═════ Data in this exercise ═════

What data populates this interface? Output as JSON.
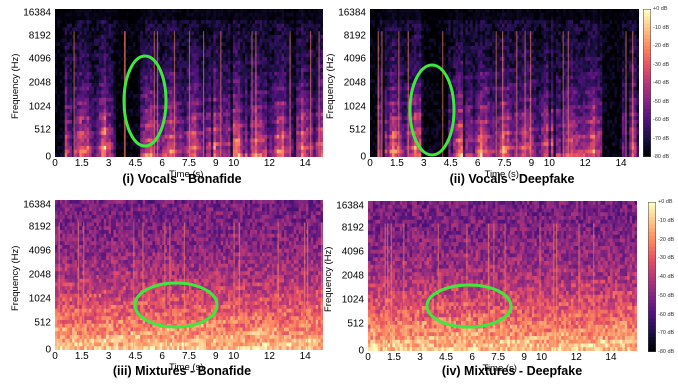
{
  "chart_data": [
    {
      "type": "heatmap",
      "caption": "(i) Vocals - Bonafide",
      "ylabel": "Frequency (Hz)",
      "xlabel": "Time (s)",
      "y_ticks": [
        "16384",
        "8192",
        "4096",
        "2048",
        "1024",
        "512",
        "0"
      ],
      "x_ticks": [
        "0",
        "1.5",
        "3",
        "4.5",
        "6",
        "7.5",
        "9",
        "10",
        "12",
        "14"
      ],
      "highlight": {
        "shape": "ellipse",
        "color": "#3ee83e"
      }
    },
    {
      "type": "heatmap",
      "caption": "(ii) Vocals - Deepfake",
      "ylabel": "Frequency (Hz)",
      "xlabel": "Time (s)",
      "y_ticks": [
        "16384",
        "8192",
        "4096",
        "2048",
        "1024",
        "512",
        "0"
      ],
      "x_ticks": [
        "0",
        "1.5",
        "3",
        "4.5",
        "6",
        "7.5",
        "9",
        "10",
        "12",
        "14"
      ],
      "colorbar_ticks": [
        "+0 dB",
        "-10 dB",
        "-20 dB",
        "-30 dB",
        "-40 dB",
        "-50 dB",
        "-60 dB",
        "-70 dB",
        "-80 dB"
      ],
      "highlight": {
        "shape": "ellipse",
        "color": "#3ee83e"
      }
    },
    {
      "type": "heatmap",
      "caption": "(iii) Mixtures - Bonafide",
      "ylabel": "Frequency (Hz)",
      "xlabel": "Time (s)",
      "y_ticks": [
        "16384",
        "8192",
        "4096",
        "2048",
        "1024",
        "512",
        "0"
      ],
      "x_ticks": [
        "0",
        "1.5",
        "3",
        "4.5",
        "6",
        "7.5",
        "9",
        "10",
        "12",
        "14"
      ],
      "highlight": {
        "shape": "ellipse",
        "color": "#3ee83e"
      }
    },
    {
      "type": "heatmap",
      "caption": "(iv) Mixtures - Deepfake",
      "ylabel": "Frequency (Hz)",
      "xlabel": "Time (s)",
      "y_ticks": [
        "16384",
        "8192",
        "4096",
        "2048",
        "1024",
        "512",
        "0"
      ],
      "x_ticks": [
        "0",
        "1.5",
        "3",
        "4.5",
        "6",
        "7.5",
        "9",
        "10",
        "12",
        "14"
      ],
      "colorbar_ticks": [
        "+0 dB",
        "-10 dB",
        "-20 dB",
        "-30 dB",
        "-40 dB",
        "-50 dB",
        "-60 dB",
        "-70 dB",
        "-80 dB"
      ],
      "highlight": {
        "shape": "ellipse",
        "color": "#3ee83e"
      }
    }
  ],
  "colormap": [
    "#000004",
    "#1d1147",
    "#51127c",
    "#822681",
    "#b73779",
    "#e75263",
    "#fc8961",
    "#fec287",
    "#fcfdbf"
  ]
}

═════

> [Aim]
Return each line of the data, keeping its wording exact and omitting pictures.

> [Solution]
What data populates this interface? Output as JSON.
{
  "chart_data": [
    {
      "type": "heatmap",
      "caption": "(i) Vocals - Bonafide",
      "ylabel": "Frequency (Hz)",
      "xlabel": "Time (s)",
      "y_ticks": [
        "16384",
        "8192",
        "4096",
        "2048",
        "1024",
        "512",
        "0"
      ],
      "x_ticks": [
        "0",
        "1.5",
        "3",
        "4.5",
        "6",
        "7.5",
        "9",
        "10",
        "12",
        "14"
      ],
      "highlight": {
        "shape": "ellipse",
        "color": "#3ee83e"
      }
    },
    {
      "type": "heatmap",
      "caption": "(ii) Vocals - Deepfake",
      "ylabel": "Frequency (Hz)",
      "xlabel": "Time (s)",
      "y_ticks": [
        "16384",
        "8192",
        "4096",
        "2048",
        "1024",
        "512",
        "0"
      ],
      "x_ticks": [
        "0",
        "1.5",
        "3",
        "4.5",
        "6",
        "7.5",
        "9",
        "10",
        "12",
        "14"
      ],
      "colorbar_ticks": [
        "+0 dB",
        "-10 dB",
        "-20 dB",
        "-30 dB",
        "-40 dB",
        "-50 dB",
        "-60 dB",
        "-70 dB",
        "-80 dB"
      ],
      "highlight": {
        "shape": "ellipse",
        "color": "#3ee83e"
      }
    },
    {
      "type": "heatmap",
      "caption": "(iii) Mixtures - Bonafide",
      "ylabel": "Frequency (Hz)",
      "xlabel": "Time (s)",
      "y_ticks": [
        "16384",
        "8192",
        "4096",
        "2048",
        "1024",
        "512",
        "0"
      ],
      "x_ticks": [
        "0",
        "1.5",
        "3",
        "4.5",
        "6",
        "7.5",
        "9",
        "10",
        "12",
        "14"
      ],
      "highlight": {
        "shape": "ellipse",
        "color": "#3ee83e"
      }
    },
    {
      "type": "heatmap",
      "caption": "(iv) Mixtures - Deepfake",
      "ylabel": "Frequency (Hz)",
      "xlabel": "Time (s)",
      "y_ticks": [
        "16384",
        "8192",
        "4096",
        "2048",
        "1024",
        "512",
        "0"
      ],
      "x_ticks": [
        "0",
        "1.5",
        "3",
        "4.5",
        "6",
        "7.5",
        "9",
        "10",
        "12",
        "14"
      ],
      "colorbar_ticks": [
        "+0 dB",
        "-10 dB",
        "-20 dB",
        "-30 dB",
        "-40 dB",
        "-50 dB",
        "-60 dB",
        "-70 dB",
        "-80 dB"
      ],
      "highlight": {
        "shape": "ellipse",
        "color": "#3ee83e"
      }
    }
  ],
  "colormap": [
    "#000004",
    "#1d1147",
    "#51127c",
    "#822681",
    "#b73779",
    "#e75263",
    "#fc8961",
    "#fec287",
    "#fcfdbf"
  ]
}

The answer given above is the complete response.